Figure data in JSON
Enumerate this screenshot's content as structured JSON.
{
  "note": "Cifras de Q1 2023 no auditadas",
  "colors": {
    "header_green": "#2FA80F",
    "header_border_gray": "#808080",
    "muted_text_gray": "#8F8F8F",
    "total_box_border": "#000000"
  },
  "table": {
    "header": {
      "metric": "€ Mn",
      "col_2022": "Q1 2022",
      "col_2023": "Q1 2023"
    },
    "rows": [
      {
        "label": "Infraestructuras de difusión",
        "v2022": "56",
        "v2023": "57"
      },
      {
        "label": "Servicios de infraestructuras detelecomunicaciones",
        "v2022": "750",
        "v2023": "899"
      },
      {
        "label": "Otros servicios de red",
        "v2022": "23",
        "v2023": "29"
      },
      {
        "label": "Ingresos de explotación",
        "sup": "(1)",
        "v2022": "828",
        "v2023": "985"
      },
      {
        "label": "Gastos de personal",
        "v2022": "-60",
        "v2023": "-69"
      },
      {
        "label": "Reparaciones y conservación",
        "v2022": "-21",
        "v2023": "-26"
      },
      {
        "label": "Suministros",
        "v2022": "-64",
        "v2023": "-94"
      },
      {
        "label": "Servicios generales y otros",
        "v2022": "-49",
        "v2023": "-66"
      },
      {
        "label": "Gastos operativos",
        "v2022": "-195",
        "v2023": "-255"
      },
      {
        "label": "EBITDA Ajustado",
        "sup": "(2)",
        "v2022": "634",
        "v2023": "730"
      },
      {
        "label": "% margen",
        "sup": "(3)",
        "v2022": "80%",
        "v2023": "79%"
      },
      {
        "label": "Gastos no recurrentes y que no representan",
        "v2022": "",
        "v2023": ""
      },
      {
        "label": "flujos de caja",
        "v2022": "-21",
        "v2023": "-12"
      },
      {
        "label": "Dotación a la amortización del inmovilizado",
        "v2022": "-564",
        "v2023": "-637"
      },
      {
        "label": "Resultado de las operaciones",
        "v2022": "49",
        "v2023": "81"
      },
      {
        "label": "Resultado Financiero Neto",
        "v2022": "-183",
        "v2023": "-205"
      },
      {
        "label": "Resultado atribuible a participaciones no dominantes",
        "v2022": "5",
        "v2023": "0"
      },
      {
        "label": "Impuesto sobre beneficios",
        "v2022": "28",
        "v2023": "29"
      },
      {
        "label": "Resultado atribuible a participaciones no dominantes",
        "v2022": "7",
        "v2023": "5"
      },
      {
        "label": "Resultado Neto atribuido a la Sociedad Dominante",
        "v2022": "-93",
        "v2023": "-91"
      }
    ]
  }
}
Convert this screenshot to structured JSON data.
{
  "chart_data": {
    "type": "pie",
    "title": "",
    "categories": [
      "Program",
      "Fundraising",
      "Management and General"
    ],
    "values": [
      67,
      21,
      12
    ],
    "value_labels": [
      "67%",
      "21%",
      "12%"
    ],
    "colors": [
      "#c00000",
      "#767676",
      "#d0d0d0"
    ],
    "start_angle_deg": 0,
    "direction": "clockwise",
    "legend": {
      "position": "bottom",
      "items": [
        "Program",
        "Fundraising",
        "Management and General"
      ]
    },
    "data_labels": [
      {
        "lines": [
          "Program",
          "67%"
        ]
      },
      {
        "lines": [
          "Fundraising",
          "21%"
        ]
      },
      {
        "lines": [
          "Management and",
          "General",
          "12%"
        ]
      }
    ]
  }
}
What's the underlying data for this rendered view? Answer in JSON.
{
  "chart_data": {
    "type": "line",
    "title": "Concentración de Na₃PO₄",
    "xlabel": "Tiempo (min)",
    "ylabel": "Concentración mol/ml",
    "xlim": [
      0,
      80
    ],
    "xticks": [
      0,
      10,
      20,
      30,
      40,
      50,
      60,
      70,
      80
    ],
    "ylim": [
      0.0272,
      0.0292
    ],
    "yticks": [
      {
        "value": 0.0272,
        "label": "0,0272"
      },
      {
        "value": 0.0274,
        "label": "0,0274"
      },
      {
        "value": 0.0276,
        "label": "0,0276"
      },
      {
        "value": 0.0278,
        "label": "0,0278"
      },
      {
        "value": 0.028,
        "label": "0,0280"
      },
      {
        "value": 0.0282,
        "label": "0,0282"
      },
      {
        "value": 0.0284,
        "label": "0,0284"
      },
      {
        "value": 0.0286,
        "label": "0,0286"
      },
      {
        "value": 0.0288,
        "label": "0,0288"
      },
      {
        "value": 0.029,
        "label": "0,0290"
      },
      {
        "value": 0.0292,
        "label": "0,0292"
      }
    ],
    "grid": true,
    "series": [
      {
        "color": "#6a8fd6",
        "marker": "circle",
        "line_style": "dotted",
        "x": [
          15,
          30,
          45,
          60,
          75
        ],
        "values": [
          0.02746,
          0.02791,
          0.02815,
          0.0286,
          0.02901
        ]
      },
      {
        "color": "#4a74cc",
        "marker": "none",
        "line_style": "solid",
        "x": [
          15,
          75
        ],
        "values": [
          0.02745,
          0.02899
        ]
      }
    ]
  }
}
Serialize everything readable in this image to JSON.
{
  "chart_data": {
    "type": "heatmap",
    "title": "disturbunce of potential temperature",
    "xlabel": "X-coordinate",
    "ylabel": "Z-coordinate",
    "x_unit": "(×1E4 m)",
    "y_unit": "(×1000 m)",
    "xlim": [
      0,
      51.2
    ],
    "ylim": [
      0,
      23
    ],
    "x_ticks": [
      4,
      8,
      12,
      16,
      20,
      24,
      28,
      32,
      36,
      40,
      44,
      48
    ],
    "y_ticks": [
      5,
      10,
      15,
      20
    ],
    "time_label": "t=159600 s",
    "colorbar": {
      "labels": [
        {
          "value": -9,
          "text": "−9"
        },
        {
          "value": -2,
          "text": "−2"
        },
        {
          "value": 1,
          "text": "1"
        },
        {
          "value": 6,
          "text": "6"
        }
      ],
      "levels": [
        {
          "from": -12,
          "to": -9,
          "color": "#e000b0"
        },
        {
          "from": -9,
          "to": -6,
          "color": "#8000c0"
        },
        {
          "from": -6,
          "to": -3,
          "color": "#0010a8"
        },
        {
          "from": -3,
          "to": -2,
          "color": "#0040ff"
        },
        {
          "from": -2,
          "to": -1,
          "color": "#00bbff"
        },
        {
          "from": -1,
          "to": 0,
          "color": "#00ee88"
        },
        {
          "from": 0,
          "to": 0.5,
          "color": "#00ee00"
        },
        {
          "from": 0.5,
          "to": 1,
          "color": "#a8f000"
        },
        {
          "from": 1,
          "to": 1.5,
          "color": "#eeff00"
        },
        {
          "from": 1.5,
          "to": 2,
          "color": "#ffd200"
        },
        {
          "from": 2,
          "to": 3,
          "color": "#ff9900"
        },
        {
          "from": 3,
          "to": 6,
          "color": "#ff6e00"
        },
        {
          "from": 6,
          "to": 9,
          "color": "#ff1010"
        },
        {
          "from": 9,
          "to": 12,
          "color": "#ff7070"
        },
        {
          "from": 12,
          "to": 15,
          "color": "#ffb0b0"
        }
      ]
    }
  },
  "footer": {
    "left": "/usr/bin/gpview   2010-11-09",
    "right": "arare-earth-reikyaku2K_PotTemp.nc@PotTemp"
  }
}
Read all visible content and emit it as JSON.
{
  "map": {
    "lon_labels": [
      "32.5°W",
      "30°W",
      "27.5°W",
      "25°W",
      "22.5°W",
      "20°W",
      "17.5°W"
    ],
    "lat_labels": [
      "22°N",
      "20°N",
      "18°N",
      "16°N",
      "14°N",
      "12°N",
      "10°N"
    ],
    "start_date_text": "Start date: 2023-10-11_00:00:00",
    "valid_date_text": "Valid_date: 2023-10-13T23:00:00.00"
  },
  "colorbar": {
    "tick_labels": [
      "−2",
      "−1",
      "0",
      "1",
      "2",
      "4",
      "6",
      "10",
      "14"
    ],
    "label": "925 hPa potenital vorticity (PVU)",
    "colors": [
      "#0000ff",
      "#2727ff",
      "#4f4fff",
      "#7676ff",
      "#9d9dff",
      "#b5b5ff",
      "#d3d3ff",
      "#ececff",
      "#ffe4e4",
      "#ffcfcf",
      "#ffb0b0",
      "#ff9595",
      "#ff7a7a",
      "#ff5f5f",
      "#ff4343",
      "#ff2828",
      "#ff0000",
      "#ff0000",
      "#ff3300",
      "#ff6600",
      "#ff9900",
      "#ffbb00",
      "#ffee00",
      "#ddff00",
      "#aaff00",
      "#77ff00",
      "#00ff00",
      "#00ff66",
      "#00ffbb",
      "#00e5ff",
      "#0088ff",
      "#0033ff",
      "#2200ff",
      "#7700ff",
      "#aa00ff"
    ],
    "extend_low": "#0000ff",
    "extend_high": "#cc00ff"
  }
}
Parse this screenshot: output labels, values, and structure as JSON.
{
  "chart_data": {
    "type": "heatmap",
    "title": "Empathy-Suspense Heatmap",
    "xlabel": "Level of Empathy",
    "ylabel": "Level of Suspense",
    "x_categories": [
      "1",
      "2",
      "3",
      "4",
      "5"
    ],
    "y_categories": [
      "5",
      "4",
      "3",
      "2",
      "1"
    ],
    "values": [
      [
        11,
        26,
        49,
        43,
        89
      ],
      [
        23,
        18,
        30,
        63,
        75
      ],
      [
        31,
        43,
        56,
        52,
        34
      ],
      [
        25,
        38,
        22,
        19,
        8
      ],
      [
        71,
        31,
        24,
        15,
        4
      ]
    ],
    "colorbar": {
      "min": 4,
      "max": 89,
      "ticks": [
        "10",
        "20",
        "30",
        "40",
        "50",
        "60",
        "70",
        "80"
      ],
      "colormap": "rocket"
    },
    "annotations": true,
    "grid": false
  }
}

# Exercise prompt
Return, from the data, each line that has the word "title" in it.

# Final answer
    "title": "",
    "title": "Concentración de Na₃PO₄",
    "title": "disturbunce of potential temperature",
    "title": "Empathy-Suspense Heatmap",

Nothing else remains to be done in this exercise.